:: WHAT IS REQUIRED ::
Check every line for the word "seller" and give the number of lines where it occurs, nothing else.
==== TASK DATA
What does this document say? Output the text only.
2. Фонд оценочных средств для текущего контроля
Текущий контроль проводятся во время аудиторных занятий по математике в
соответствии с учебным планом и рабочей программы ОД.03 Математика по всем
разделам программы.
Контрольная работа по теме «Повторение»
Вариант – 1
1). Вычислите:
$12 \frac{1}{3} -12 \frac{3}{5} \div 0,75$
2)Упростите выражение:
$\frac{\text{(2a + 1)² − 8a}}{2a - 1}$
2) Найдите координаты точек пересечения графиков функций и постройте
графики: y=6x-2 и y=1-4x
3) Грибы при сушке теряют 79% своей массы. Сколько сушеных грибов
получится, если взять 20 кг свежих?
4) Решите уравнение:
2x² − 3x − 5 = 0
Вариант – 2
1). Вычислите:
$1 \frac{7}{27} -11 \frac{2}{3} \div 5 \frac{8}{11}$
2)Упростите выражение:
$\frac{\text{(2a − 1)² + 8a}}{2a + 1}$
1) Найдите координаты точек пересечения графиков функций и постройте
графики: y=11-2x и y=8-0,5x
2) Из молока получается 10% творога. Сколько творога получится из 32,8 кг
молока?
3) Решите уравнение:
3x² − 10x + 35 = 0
========
==== TASK DATA
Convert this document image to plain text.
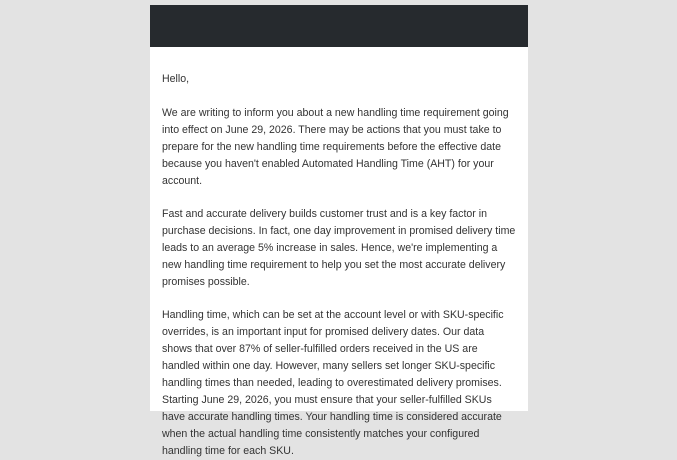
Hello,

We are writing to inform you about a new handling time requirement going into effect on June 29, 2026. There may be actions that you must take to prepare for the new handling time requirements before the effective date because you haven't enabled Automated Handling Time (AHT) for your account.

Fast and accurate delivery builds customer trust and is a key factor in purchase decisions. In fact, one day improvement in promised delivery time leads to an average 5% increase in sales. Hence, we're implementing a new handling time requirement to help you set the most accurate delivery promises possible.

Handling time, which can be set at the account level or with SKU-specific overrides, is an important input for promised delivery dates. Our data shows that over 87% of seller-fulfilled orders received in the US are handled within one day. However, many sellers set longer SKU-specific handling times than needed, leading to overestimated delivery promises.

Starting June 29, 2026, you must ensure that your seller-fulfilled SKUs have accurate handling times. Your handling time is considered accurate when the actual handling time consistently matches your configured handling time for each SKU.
========
:: COMPLETE OUTPUT ::
2